WHAT TO DO:
Set down the data below without change, skipping the pictures it holds.

EXCERPTED DATA:
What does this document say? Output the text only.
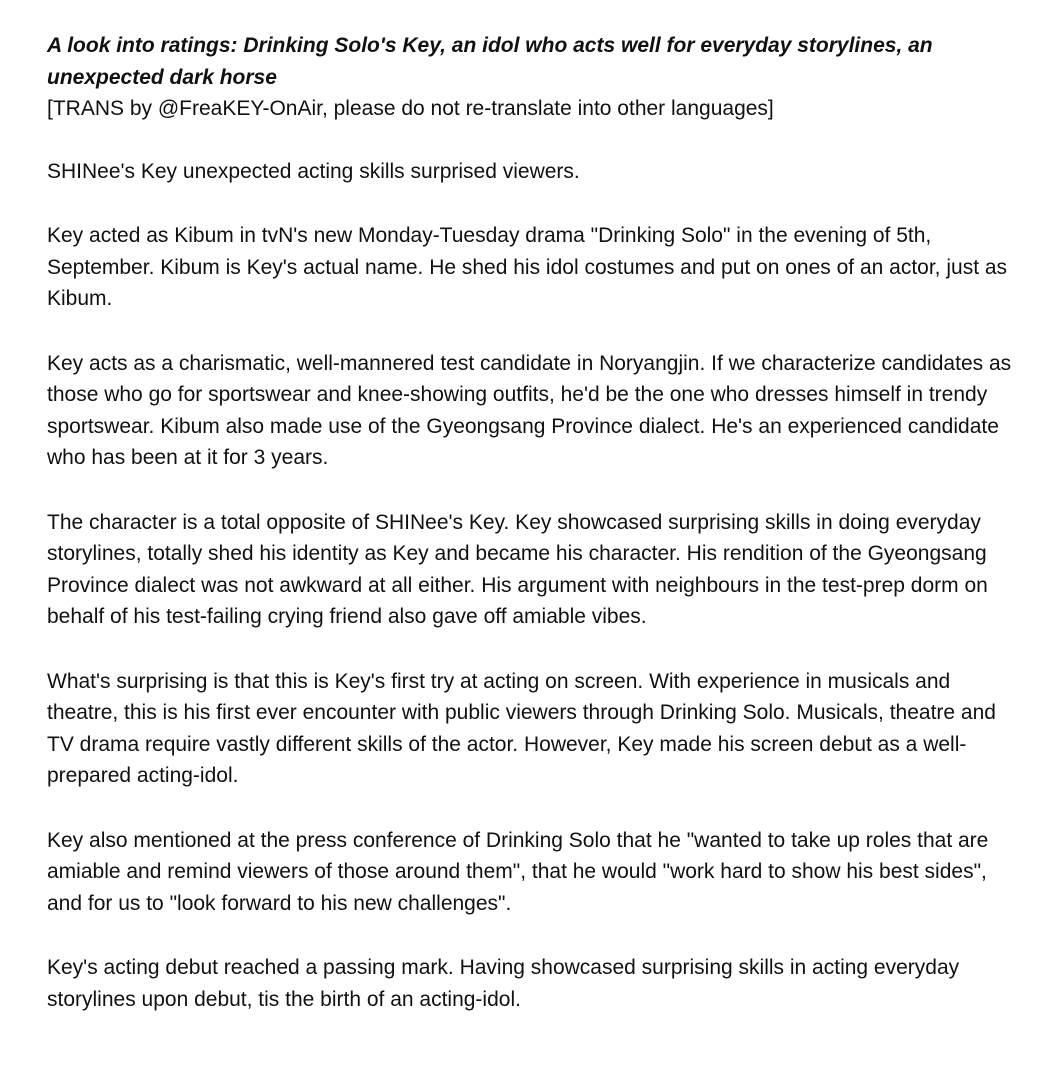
A look into ratings: Drinking Solo's Key, an idol who acts well for everyday storylines, an unexpected dark horse

[TRANS by @FreaKEY-OnAir, please do not re-translate into other languages]

SHINee's Key unexpected acting skills surprised viewers.

Key acted as Kibum in tvN's new Monday-Tuesday drama "Drinking Solo" in the evening of 5th, September. Kibum is Key's actual name. He shed his idol costumes and put on ones of an actor, just as Kibum.

Key acts as a charismatic, well-mannered test candidate in Noryangjin. If we characterize candidates as those who go for sportswear and knee-showing outfits, he'd be the one who dresses himself in trendy sportswear. Kibum also made use of the Gyeongsang Province dialect. He's an experienced candidate who has been at it for 3 years.

The character is a total opposite of SHINee's Key. Key showcased surprising skills in doing everyday storylines, totally shed his identity as Key and became his character. His rendition of the Gyeongsang Province dialect was not awkward at all either. His argument with neighbours in the test-prep dorm on behalf of his test-failing crying friend also gave off amiable vibes.

What's surprising is that this is Key's first try at acting on screen. With experience in musicals and theatre, this is his first ever encounter with public viewers through Drinking Solo. Musicals, theatre and TV drama require vastly different skills of the actor. However, Key made his screen debut as a well-prepared acting-idol.

Key also mentioned at the press conference of Drinking Solo that he "wanted to take up roles that are amiable and remind viewers of those around them", that he would "work hard to show his best sides", and for us to "look forward to his new challenges".

Key's acting debut reached a passing mark. Having showcased surprising skills in acting everyday storylines upon debut, tis the birth of an acting-idol.
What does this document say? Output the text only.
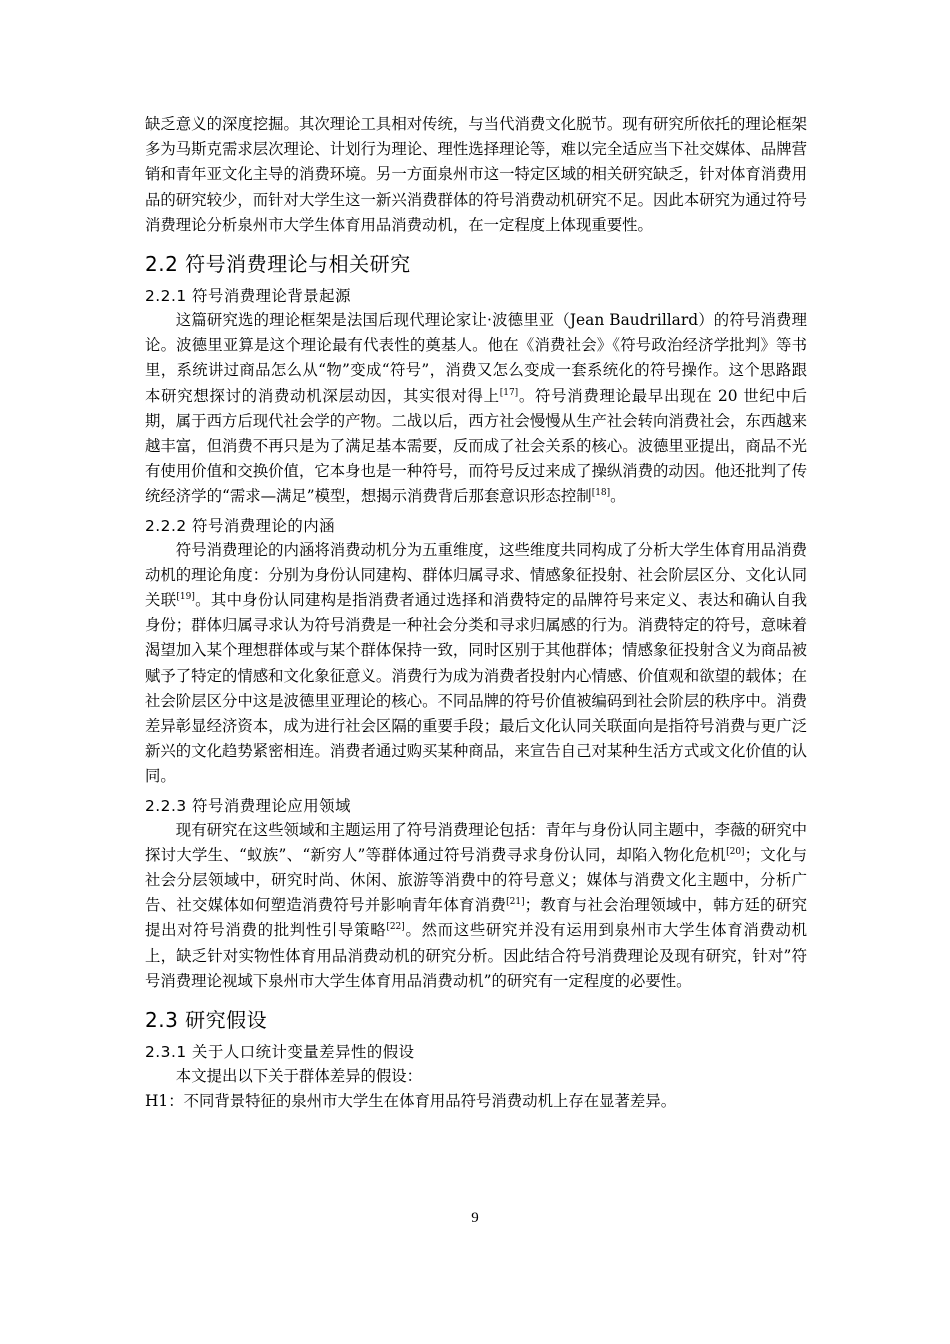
缺乏意义的深度挖掘。其次理论工具相对传统，与当代消费文化脱节。现有研究所依托的理论框架多为马斯克需求层次理论、计划行为理论、理性选择理论等，难以完全适应当下社交媒体、品牌营销和青年亚文化主导的消费环境。另一方面泉州市这一特定区域的相关研究缺乏，针对体育消费用品的研究较少，而针对大学生这一新兴消费群体的符号消费动机研究不足。因此本研究为通过符号消费理论分析泉州市大学生体育用品消费动机，在一定程度上体现重要性。

2.2 符号消费理论与相关研究
2.2.1 符号消费理论背景起源

这篇研究选的理论框架是法国后现代理论家让·波德里亚（Jean Baudrillard）的符号消费理论。波德里亚算是这个理论最有代表性的奠基人。他在《消费社会》《符号政治经济学批判》等书里，系统讲过商品怎么从“物”变成“符号”，消费又怎么变成一套系统化的符号操作。这个思路跟本研究想探讨的消费动机深层动因，其实很对得上[17]。符号消费理论最早出现在 20 世纪中后期，属于西方后现代社会学的产物。二战以后，西方社会慢慢从生产社会转向消费社会，东西越来越丰富，但消费不再只是为了满足基本需要，反而成了社会关系的核心。波德里亚提出，商品不光有使用价值和交换价值，它本身也是一种符号，而符号反过来成了操纵消费的动因。他还批判了传统经济学的“需求—满足”模型，想揭示消费背后那套意识形态控制[18]。

2.2.2 符号消费理论的内涵

符号消费理论的内涵将消费动机分为五重维度，这些维度共同构成了分析大学生体育用品消费动机的理论角度：分别为身份认同建构、群体归属寻求、情感象征投射、社会阶层区分、文化认同关联[19]。其中身份认同建构是指消费者通过选择和消费特定的品牌符号来定义、表达和确认自我身份；群体归属寻求认为符号消费是一种社会分类和寻求归属感的行为。消费特定的符号，意味着渴望加入某个理想群体或与某个群体保持一致，同时区别于其他群体；情感象征投射含义为商品被赋予了特定的情感和文化象征意义。消费行为成为消费者投射内心情感、价值观和欲望的载体；在社会阶层区分中这是波德里亚理论的核心。不同品牌的符号价值被编码到社会阶层的秩序中。消费差异彰显经济资本，成为进行社会区隔的重要手段；最后文化认同关联面向是指符号消费与更广泛新兴的文化趋势紧密相连。消费者通过购买某种商品，来宣告自己对某种生活方式或文化价值的认同。

2.2.3 符号消费理论应用领域

现有研究在这些领域和主题运用了符号消费理论包括：青年与身份认同主题中，李薇的研究中探讨大学生、“蚁族”、“新穷人”等群体通过符号消费寻求身份认同，却陷入物化危机[20]；文化与社会分层领域中，研究时尚、休闲、旅游等消费中的符号意义；媒体与消费文化主题中，分析广告、社交媒体如何塑造消费符号并影响青年体育消费[21]；教育与社会治理领域中，韩方廷的研究提出对符号消费的批判性引导策略[22]。然而这些研究并没有运用到泉州市大学生体育消费动机上，缺乏针对实物性体育用品消费动机的研究分析。因此结合符号消费理论及现有研究，针对”符号消费理论视域下泉州市大学生体育用品消费动机”的研究有一定程度的必要性。

2.3 研究假设
2.3.1 关于人口统计变量差异性的假设

本文提出以下关于群体差异的假设：

H1：不同背景特征的泉州市大学生在体育用品符号消费动机上存在显著差异。

9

FULL ANSWER:
What does this document say? Output the text only.
A look into ratings: Drinking Solo's Key, an idol who acts well for everyday storylines, an unexpected dark horse

[TRANS by @FreaKEY-OnAir, please do not re-translate into other languages]

SHINee's Key unexpected acting skills surprised viewers.

Key acted as Kibum in tvN's new Monday-Tuesday drama "Drinking Solo" in the evening of 5th, September. Kibum is Key's actual name. He shed his idol costumes and put on ones of an actor, just as Kibum.

Key acts as a charismatic, well-mannered test candidate in Noryangjin. If we characterize candidates as those who go for sportswear and knee-showing outfits, he'd be the one who dresses himself in trendy sportswear. Kibum also made use of the Gyeongsang Province dialect. He's an experienced candidate who has been at it for 3 years.

The character is a total opposite of SHINee's Key. Key showcased surprising skills in doing everyday storylines, totally shed his identity as Key and became his character. His rendition of the Gyeongsang Province dialect was not awkward at all either. His argument with neighbours in the test-prep dorm on behalf of his test-failing crying friend also gave off amiable vibes.

What's surprising is that this is Key's first try at acting on screen. With experience in musicals and theatre, this is his first ever encounter with public viewers through Drinking Solo. Musicals, theatre and TV drama require vastly different skills of the actor. However, Key made his screen debut as a well-prepared acting-idol.

Key also mentioned at the press conference of Drinking Solo that he "wanted to take up roles that are amiable and remind viewers of those around them", that he would "work hard to show his best sides", and for us to "look forward to his new challenges".

Key's acting debut reached a passing mark. Having showcased surprising skills in acting everyday storylines upon debut, tis the birth of an acting-idol.
What does this document say? Output the text only.
缺乏意义的深度挖掘。其次理论工具相对传统，与当代消费文化脱节。现有研究所依托的理论框架多为马斯克需求层次理论、计划行为理论、理性选择理论等，难以完全适应当下社交媒体、品牌营销和青年亚文化主导的消费环境。另一方面泉州市这一特定区域的相关研究缺乏，针对体育消费用品的研究较少，而针对大学生这一新兴消费群体的符号消费动机研究不足。因此本研究为通过符号消费理论分析泉州市大学生体育用品消费动机，在一定程度上体现重要性。

2.2 符号消费理论与相关研究
2.2.1 符号消费理论背景起源

这篇研究选的理论框架是法国后现代理论家让·波德里亚（Jean Baudrillard）的符号消费理论。波德里亚算是这个理论最有代表性的奠基人。他在《消费社会》《符号政治经济学批判》等书里，系统讲过商品怎么从“物”变成“符号”，消费又怎么变成一套系统化的符号操作。这个思路跟本研究想探讨的消费动机深层动因，其实很对得上[17]。符号消费理论最早出现在 20 世纪中后期，属于西方后现代社会学的产物。二战以后，西方社会慢慢从生产社会转向消费社会，东西越来越丰富，但消费不再只是为了满足基本需要，反而成了社会关系的核心。波德里亚提出，商品不光有使用价值和交换价值，它本身也是一种符号，而符号反过来成了操纵消费的动因。他还批判了传统经济学的“需求—满足”模型，想揭示消费背后那套意识形态控制[18]。

2.2.2 符号消费理论的内涵

符号消费理论的内涵将消费动机分为五重维度，这些维度共同构成了分析大学生体育用品消费动机的理论角度：分别为身份认同建构、群体归属寻求、情感象征投射、社会阶层区分、文化认同关联[19]。其中身份认同建构是指消费者通过选择和消费特定的品牌符号来定义、表达和确认自我身份；群体归属寻求认为符号消费是一种社会分类和寻求归属感的行为。消费特定的符号，意味着渴望加入某个理想群体或与某个群体保持一致，同时区别于其他群体；情感象征投射含义为商品被赋予了特定的情感和文化象征意义。消费行为成为消费者投射内心情感、价值观和欲望的载体；在社会阶层区分中这是波德里亚理论的核心。不同品牌的符号价值被编码到社会阶层的秩序中。消费差异彰显经济资本，成为进行社会区隔的重要手段；最后文化认同关联面向是指符号消费与更广泛新兴的文化趋势紧密相连。消费者通过购买某种商品，来宣告自己对某种生活方式或文化价值的认同。

2.2.3 符号消费理论应用领域

现有研究在这些领域和主题运用了符号消费理论包括：青年与身份认同主题中，李薇的研究中探讨大学生、“蚁族”、“新穷人”等群体通过符号消费寻求身份认同，却陷入物化危机[20]；文化与社会分层领域中，研究时尚、休闲、旅游等消费中的符号意义；媒体与消费文化主题中，分析广告、社交媒体如何塑造消费符号并影响青年体育消费[21]；教育与社会治理领域中，韩方廷的研究提出对符号消费的批判性引导策略[22]。然而这些研究并没有运用到泉州市大学生体育消费动机上，缺乏针对实物性体育用品消费动机的研究分析。因此结合符号消费理论及现有研究，针对”符号消费理论视域下泉州市大学生体育用品消费动机”的研究有一定程度的必要性。

2.3 研究假设
2.3.1 关于人口统计变量差异性的假设

本文提出以下关于群体差异的假设：

H1：不同背景特征的泉州市大学生在体育用品符号消费动机上存在显著差异。

9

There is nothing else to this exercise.